## EXERCISE BRIEF:
Check each line of the listing below for the string "name", and give only how many lines hold it.

## DATASET RECORDS:

--- START ---

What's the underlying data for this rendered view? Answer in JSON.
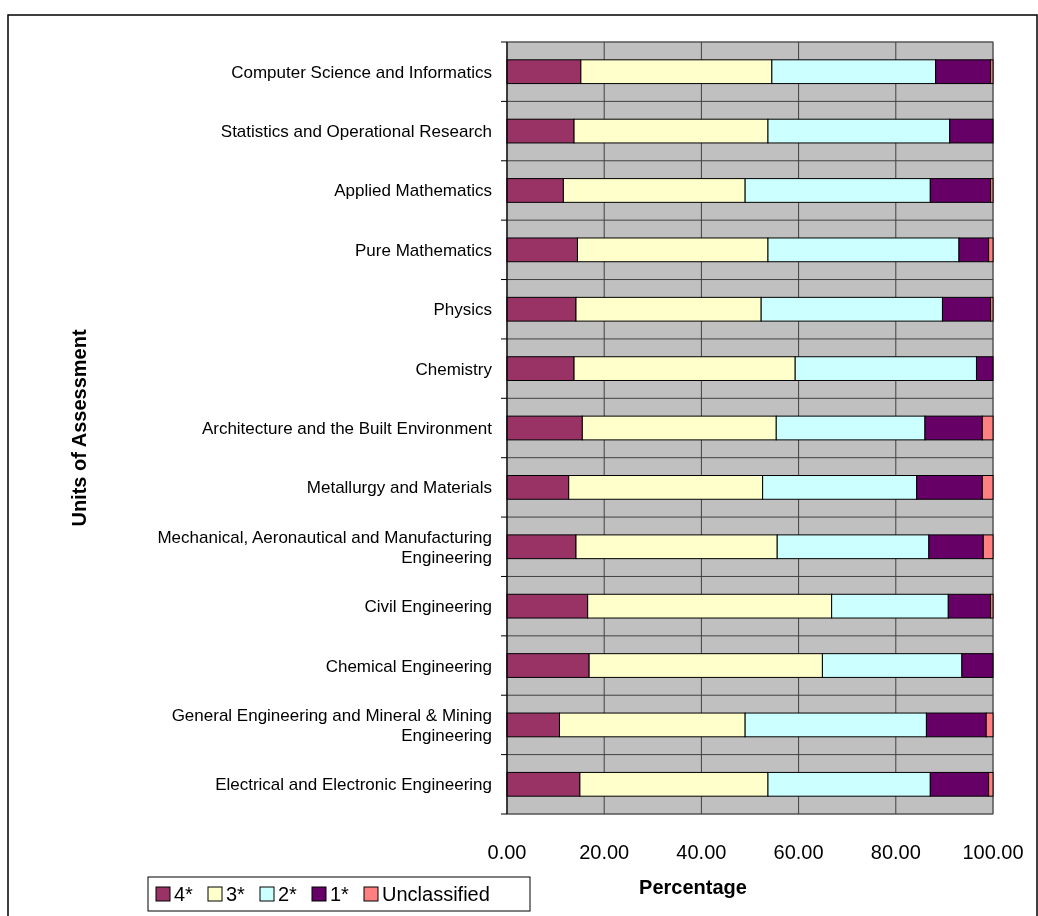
{
  "chart_data": {
    "type": "bar",
    "orientation": "horizontal",
    "stacked": true,
    "xlabel": "Percentage",
    "ylabel": "Units of Assessment",
    "categories": [
      "Computer Science and Informatics",
      "Statistics and Operational Research",
      "Applied Mathematics",
      "Pure Mathematics",
      "Physics",
      "Chemistry",
      "Architecture and the Built Environment",
      "Metallurgy and Materials",
      "Mechanical, Aeronautical and Manufacturing Engineering",
      "Civil Engineering",
      "Chemical Engineering",
      "General Engineering and Mineral & Mining Engineering",
      "Electrical and Electronic Engineering"
    ],
    "series": [
      {
        "name": "4*",
        "color": "#993366",
        "values": [
          15.2,
          13.8,
          11.6,
          14.5,
          14.2,
          13.8,
          15.5,
          12.7,
          14.2,
          16.6,
          16.9,
          10.8,
          15.0
        ]
      },
      {
        "name": "3*",
        "color": "#ffffcc",
        "values": [
          39.3,
          39.9,
          37.4,
          39.2,
          38.1,
          45.5,
          39.9,
          39.9,
          41.4,
          50.2,
          48.0,
          38.2,
          38.7
        ]
      },
      {
        "name": "2*",
        "color": "#ccffff",
        "values": [
          33.7,
          37.4,
          38.1,
          39.3,
          37.3,
          37.3,
          30.6,
          31.7,
          31.2,
          24.0,
          28.7,
          37.3,
          33.4
        ]
      },
      {
        "name": "1*",
        "color": "#660066",
        "values": [
          11.3,
          8.9,
          12.4,
          6.1,
          9.9,
          3.4,
          11.8,
          13.5,
          11.2,
          8.7,
          6.4,
          12.3,
          12.0
        ]
      },
      {
        "name": "Unclassified",
        "color": "#ff8080",
        "values": [
          0.5,
          0,
          0.5,
          0.9,
          0.5,
          0,
          2.2,
          2.2,
          2.0,
          0.5,
          0,
          1.4,
          0.9
        ]
      }
    ],
    "xlim": [
      0,
      100
    ],
    "xticks": [
      {
        "value": 0,
        "label": "0.00"
      },
      {
        "value": 20,
        "label": "20.00"
      },
      {
        "value": 40,
        "label": "40.00"
      },
      {
        "value": 60,
        "label": "60.00"
      },
      {
        "value": 80,
        "label": "80.00"
      },
      {
        "value": 100,
        "label": "100.00"
      }
    ],
    "grid": true,
    "legend": "bottom left"
  }
}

--- END ---

## TASK RESULT:
5